Collected data entries:
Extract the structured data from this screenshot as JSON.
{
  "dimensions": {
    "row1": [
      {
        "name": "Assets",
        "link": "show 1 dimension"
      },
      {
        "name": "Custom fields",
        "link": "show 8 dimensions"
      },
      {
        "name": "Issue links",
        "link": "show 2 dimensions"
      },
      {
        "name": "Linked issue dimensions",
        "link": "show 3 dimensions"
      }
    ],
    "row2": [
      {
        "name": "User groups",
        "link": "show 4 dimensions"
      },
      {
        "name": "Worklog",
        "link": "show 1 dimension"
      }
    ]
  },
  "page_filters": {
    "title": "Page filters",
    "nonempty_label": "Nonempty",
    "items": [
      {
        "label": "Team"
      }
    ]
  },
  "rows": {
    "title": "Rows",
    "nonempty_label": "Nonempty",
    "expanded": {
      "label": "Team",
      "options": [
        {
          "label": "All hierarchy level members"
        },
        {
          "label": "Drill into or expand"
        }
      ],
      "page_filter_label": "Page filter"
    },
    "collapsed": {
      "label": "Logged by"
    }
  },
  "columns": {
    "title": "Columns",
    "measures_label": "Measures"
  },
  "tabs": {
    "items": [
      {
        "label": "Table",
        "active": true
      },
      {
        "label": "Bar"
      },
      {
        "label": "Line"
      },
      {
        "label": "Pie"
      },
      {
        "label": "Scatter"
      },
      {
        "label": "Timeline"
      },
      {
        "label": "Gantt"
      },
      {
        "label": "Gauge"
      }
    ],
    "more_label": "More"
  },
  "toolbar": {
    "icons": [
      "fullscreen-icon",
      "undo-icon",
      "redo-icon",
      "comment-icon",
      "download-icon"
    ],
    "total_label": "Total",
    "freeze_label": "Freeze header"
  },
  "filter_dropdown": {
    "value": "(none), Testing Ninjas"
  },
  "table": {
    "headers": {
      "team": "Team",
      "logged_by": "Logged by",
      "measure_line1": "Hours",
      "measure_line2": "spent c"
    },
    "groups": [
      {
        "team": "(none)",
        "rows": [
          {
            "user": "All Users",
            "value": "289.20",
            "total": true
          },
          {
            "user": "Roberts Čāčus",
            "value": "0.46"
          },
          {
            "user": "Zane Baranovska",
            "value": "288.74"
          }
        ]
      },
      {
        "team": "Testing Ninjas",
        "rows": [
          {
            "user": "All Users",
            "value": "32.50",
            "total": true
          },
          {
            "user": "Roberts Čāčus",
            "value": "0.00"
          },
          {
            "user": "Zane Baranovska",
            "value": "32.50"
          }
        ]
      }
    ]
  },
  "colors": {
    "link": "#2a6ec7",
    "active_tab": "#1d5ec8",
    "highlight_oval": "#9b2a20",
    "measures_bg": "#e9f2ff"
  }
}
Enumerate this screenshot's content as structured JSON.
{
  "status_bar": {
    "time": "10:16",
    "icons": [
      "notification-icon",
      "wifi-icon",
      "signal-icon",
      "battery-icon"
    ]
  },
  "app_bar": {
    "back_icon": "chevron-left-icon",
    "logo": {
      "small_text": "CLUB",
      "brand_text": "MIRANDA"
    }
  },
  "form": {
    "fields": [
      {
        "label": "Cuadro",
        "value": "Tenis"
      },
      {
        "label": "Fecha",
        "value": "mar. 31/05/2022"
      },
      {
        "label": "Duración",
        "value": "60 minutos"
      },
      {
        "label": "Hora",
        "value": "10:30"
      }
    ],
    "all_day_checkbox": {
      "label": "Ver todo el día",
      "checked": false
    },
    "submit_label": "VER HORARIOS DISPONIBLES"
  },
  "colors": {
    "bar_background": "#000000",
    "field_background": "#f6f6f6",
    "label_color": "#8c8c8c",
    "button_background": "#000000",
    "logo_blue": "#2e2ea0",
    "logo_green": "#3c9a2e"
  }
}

### [Your instructions]
Within the listing above, copy each line that has the string "Testing".

### [The response]
    "value": "(none), Testing Ninjas"
        "team": "Testing Ninjas",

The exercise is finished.